**WHAT THE TASK ASKS**
Print every entry word for word, but omit the pictures.

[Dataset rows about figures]
··········

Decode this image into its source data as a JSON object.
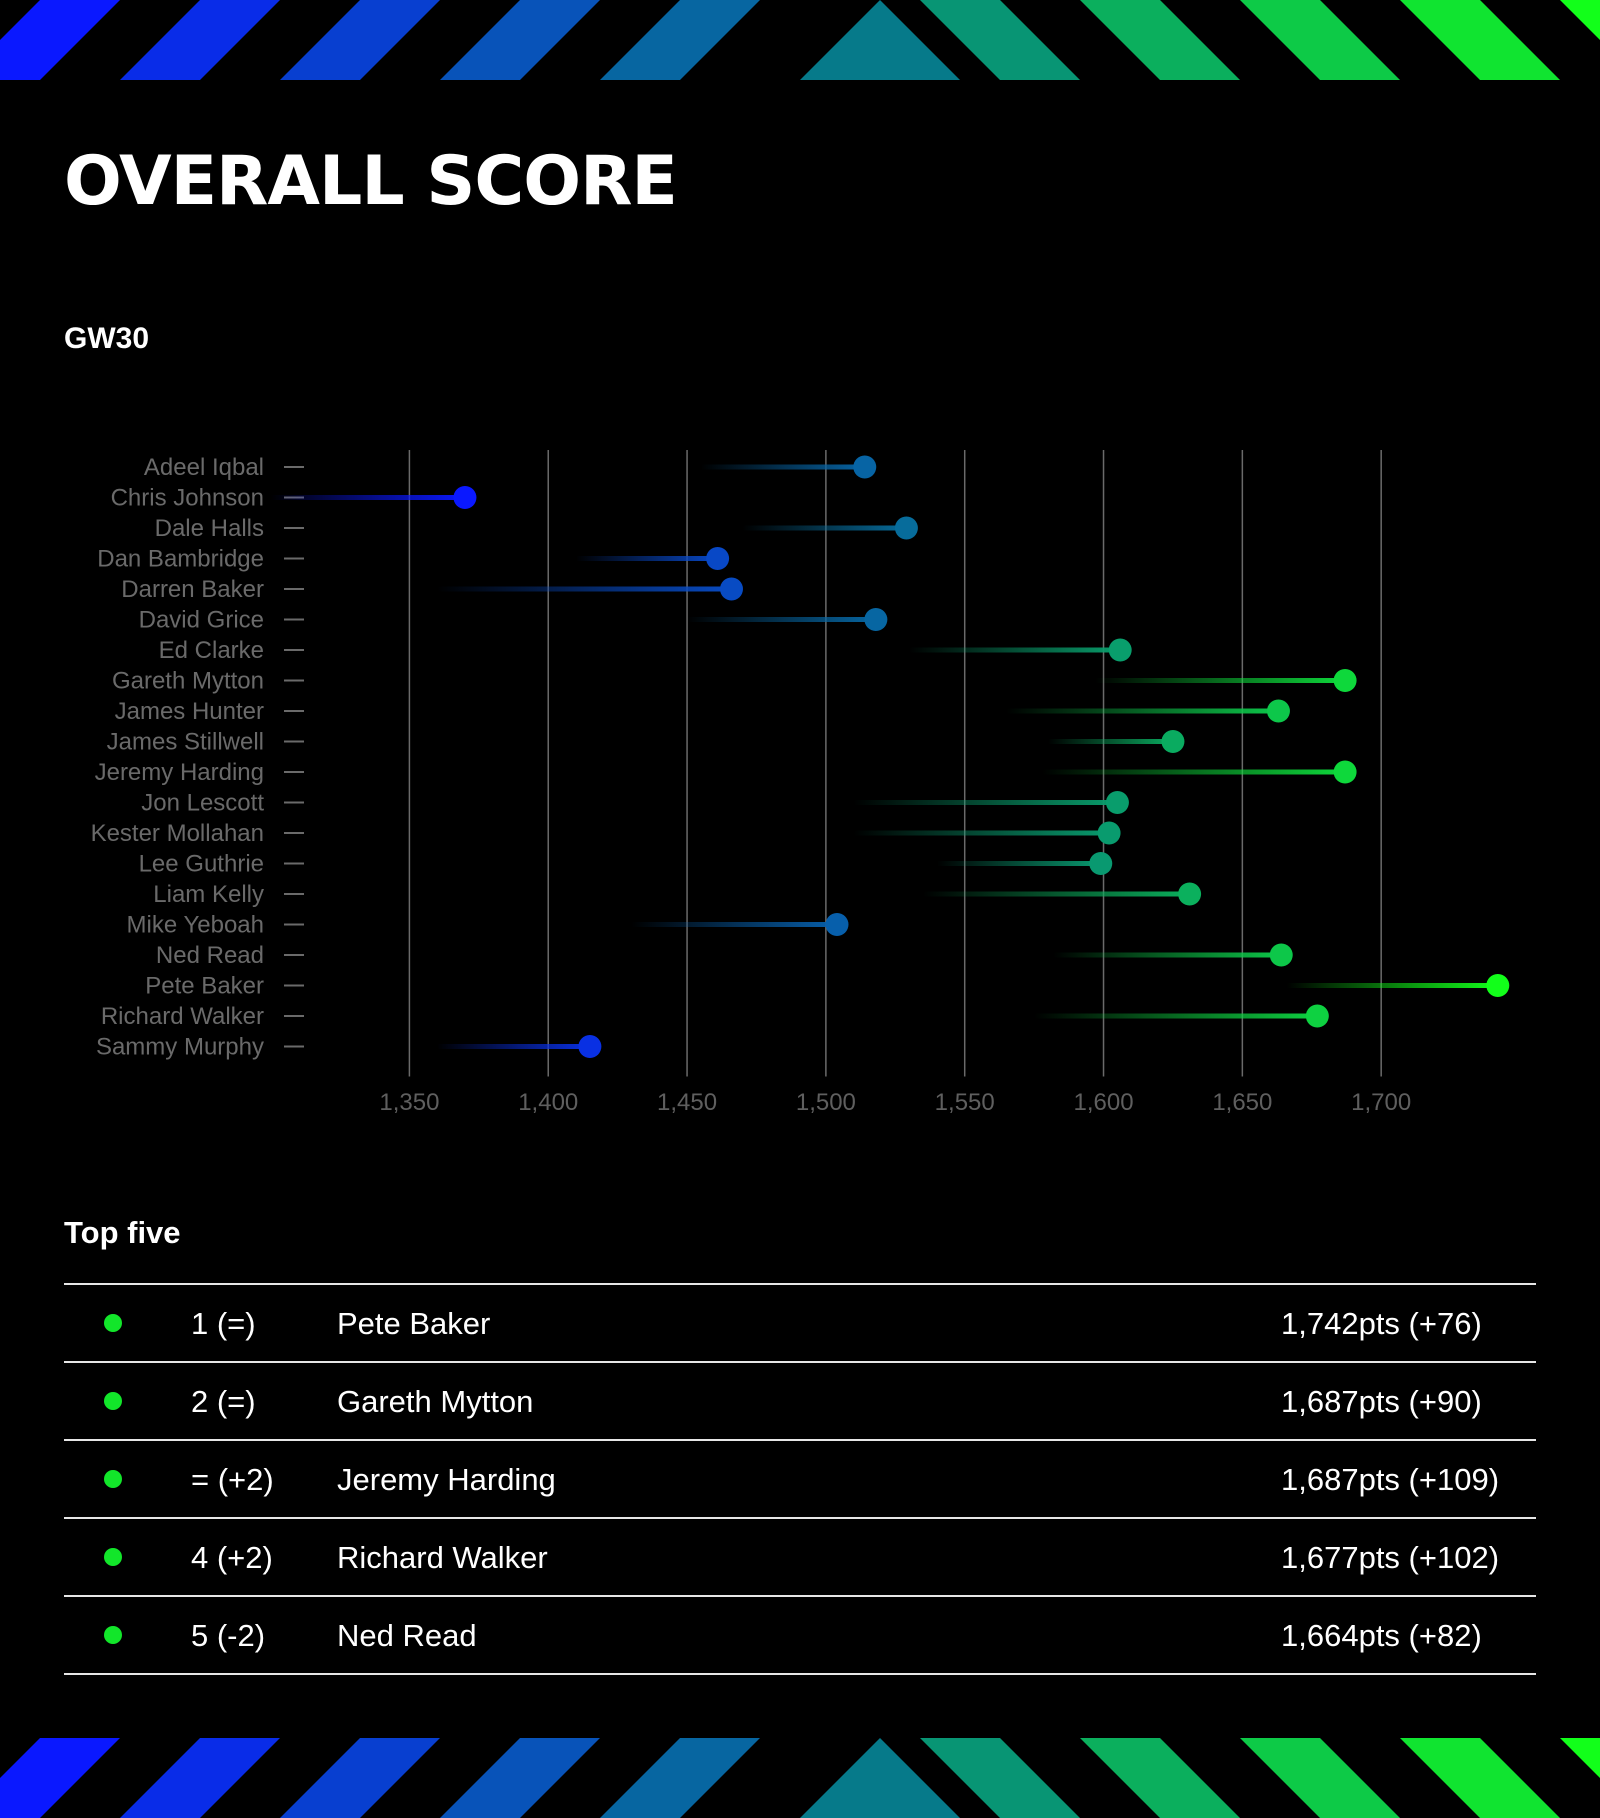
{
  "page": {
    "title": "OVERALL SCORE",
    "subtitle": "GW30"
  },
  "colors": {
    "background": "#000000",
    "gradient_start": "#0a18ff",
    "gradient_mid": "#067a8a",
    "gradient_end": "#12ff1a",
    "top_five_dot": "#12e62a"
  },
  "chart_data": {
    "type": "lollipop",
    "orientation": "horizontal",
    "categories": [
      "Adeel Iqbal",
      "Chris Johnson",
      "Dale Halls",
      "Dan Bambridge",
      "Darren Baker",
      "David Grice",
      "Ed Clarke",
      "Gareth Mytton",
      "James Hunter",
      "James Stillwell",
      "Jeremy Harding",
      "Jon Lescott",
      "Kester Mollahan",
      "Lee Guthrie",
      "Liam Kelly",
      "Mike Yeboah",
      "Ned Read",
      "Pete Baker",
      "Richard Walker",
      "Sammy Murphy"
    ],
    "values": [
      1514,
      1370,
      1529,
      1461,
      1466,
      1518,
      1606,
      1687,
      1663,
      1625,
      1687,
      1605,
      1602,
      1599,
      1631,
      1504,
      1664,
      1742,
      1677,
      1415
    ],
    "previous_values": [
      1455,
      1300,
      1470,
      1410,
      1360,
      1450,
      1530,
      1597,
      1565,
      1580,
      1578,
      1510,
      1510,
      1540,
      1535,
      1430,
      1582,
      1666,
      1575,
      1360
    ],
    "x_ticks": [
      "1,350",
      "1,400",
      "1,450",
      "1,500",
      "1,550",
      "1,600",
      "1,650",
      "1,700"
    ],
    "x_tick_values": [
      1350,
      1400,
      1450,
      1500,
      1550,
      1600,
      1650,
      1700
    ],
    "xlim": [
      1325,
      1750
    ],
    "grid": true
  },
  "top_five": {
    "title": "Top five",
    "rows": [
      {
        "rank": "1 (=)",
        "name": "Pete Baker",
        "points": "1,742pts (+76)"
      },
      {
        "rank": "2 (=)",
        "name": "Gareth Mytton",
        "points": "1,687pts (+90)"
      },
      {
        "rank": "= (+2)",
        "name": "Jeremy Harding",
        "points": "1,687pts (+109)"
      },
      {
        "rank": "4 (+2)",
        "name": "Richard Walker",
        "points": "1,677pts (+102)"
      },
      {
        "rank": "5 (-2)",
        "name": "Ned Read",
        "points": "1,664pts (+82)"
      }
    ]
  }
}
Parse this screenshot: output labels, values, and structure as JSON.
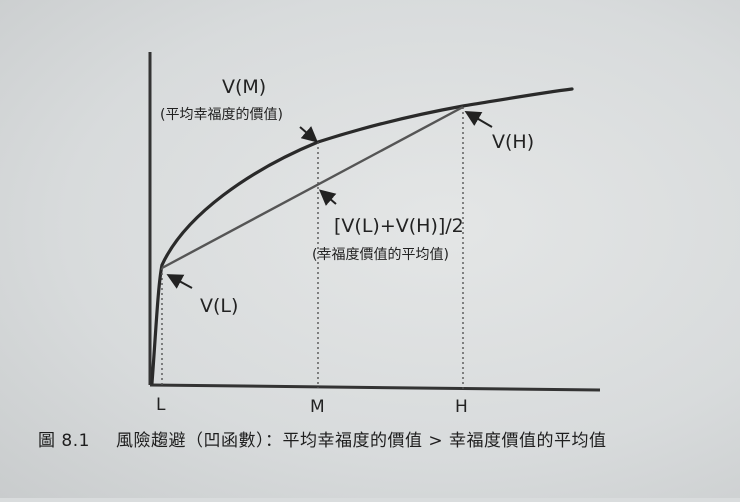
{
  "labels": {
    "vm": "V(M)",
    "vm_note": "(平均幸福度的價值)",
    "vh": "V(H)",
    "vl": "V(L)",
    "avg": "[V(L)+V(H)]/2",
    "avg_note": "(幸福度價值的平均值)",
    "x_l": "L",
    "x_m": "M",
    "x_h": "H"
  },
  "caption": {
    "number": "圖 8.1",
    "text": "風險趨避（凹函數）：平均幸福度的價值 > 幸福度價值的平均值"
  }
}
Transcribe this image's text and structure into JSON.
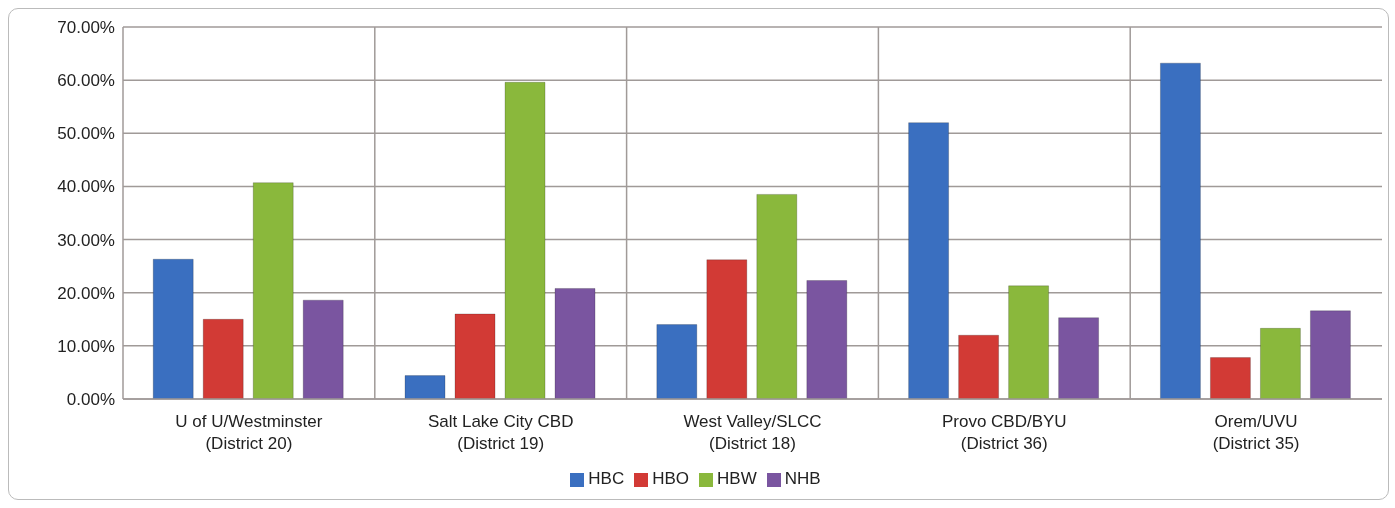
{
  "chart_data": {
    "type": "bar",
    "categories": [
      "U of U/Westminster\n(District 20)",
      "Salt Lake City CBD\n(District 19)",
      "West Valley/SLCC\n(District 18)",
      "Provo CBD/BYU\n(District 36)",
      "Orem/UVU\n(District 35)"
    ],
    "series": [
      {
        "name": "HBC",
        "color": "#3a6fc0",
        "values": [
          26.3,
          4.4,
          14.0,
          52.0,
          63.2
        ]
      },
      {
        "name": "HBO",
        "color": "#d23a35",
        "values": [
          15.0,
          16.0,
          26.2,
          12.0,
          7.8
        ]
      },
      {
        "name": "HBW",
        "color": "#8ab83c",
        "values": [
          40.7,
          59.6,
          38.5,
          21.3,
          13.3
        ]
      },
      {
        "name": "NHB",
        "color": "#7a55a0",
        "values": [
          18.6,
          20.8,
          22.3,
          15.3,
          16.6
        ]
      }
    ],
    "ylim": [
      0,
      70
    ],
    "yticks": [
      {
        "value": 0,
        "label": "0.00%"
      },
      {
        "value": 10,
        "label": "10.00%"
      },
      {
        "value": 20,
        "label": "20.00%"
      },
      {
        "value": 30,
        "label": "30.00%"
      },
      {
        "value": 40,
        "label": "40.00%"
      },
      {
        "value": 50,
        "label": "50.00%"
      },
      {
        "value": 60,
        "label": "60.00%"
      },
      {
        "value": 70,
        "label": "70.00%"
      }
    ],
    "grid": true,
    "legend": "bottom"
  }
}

··········

**TASK OUTPUT**
Decode this image into its source data as a JSON object.
{
  "page": {
    "title": "OVERALL SCORE",
    "subtitle": "GW30"
  },
  "colors": {
    "background": "#000000",
    "gradient_start": "#0a18ff",
    "gradient_mid": "#067a8a",
    "gradient_end": "#12ff1a",
    "top_five_dot": "#12e62a"
  },
  "chart_data": {
    "type": "lollipop",
    "orientation": "horizontal",
    "categories": [
      "Adeel Iqbal",
      "Chris Johnson",
      "Dale Halls",
      "Dan Bambridge",
      "Darren Baker",
      "David Grice",
      "Ed Clarke",
      "Gareth Mytton",
      "James Hunter",
      "James Stillwell",
      "Jeremy Harding",
      "Jon Lescott",
      "Kester Mollahan",
      "Lee Guthrie",
      "Liam Kelly",
      "Mike Yeboah",
      "Ned Read",
      "Pete Baker",
      "Richard Walker",
      "Sammy Murphy"
    ],
    "values": [
      1514,
      1370,
      1529,
      1461,
      1466,
      1518,
      1606,
      1687,
      1663,
      1625,
      1687,
      1605,
      1602,
      1599,
      1631,
      1504,
      1664,
      1742,
      1677,
      1415
    ],
    "previous_values": [
      1455,
      1300,
      1470,
      1410,
      1360,
      1450,
      1530,
      1597,
      1565,
      1580,
      1578,
      1510,
      1510,
      1540,
      1535,
      1430,
      1582,
      1666,
      1575,
      1360
    ],
    "x_ticks": [
      "1,350",
      "1,400",
      "1,450",
      "1,500",
      "1,550",
      "1,600",
      "1,650",
      "1,700"
    ],
    "x_tick_values": [
      1350,
      1400,
      1450,
      1500,
      1550,
      1600,
      1650,
      1700
    ],
    "xlim": [
      1325,
      1750
    ],
    "grid": true
  },
  "top_five": {
    "title": "Top five",
    "rows": [
      {
        "rank": "1 (=)",
        "name": "Pete Baker",
        "points": "1,742pts (+76)"
      },
      {
        "rank": "2 (=)",
        "name": "Gareth Mytton",
        "points": "1,687pts (+90)"
      },
      {
        "rank": "= (+2)",
        "name": "Jeremy Harding",
        "points": "1,687pts (+109)"
      },
      {
        "rank": "4 (+2)",
        "name": "Richard Walker",
        "points": "1,677pts (+102)"
      },
      {
        "rank": "5 (-2)",
        "name": "Ned Read",
        "points": "1,664pts (+82)"
      }
    ]
  }
}
Parse this screenshot: output labels, values, and structure as JSON.
{
  "labels": {
    "vm": "V(M)",
    "vm_note": "(平均幸福度的價值)",
    "vh": "V(H)",
    "vl": "V(L)",
    "avg": "[V(L)+V(H)]/2",
    "avg_note": "(幸福度價值的平均值)",
    "x_l": "L",
    "x_m": "M",
    "x_h": "H"
  },
  "caption": {
    "number": "圖 8.1",
    "text": "風險趨避（凹函數）：平均幸福度的價值 > 幸福度價值的平均值"
  }
}
Transcribe this image's text and structure into JSON.
{
  "chart_data": {
    "type": "bar",
    "categories": [
      "U of U/Westminster\n(District 20)",
      "Salt Lake City CBD\n(District 19)",
      "West Valley/SLCC\n(District 18)",
      "Provo CBD/BYU\n(District 36)",
      "Orem/UVU\n(District 35)"
    ],
    "series": [
      {
        "name": "HBC",
        "color": "#3a6fc0",
        "values": [
          26.3,
          4.4,
          14.0,
          52.0,
          63.2
        ]
      },
      {
        "name": "HBO",
        "color": "#d23a35",
        "values": [
          15.0,
          16.0,
          26.2,
          12.0,
          7.8
        ]
      },
      {
        "name": "HBW",
        "color": "#8ab83c",
        "values": [
          40.7,
          59.6,
          38.5,
          21.3,
          13.3
        ]
      },
      {
        "name": "NHB",
        "color": "#7a55a0",
        "values": [
          18.6,
          20.8,
          22.3,
          15.3,
          16.6
        ]
      }
    ],
    "ylim": [
      0,
      70
    ],
    "yticks": [
      {
        "value": 0,
        "label": "0.00%"
      },
      {
        "value": 10,
        "label": "10.00%"
      },
      {
        "value": 20,
        "label": "20.00%"
      },
      {
        "value": 30,
        "label": "30.00%"
      },
      {
        "value": 40,
        "label": "40.00%"
      },
      {
        "value": 50,
        "label": "50.00%"
      },
      {
        "value": 60,
        "label": "60.00%"
      },
      {
        "value": 70,
        "label": "70.00%"
      }
    ],
    "grid": true,
    "legend": "bottom"
  }
}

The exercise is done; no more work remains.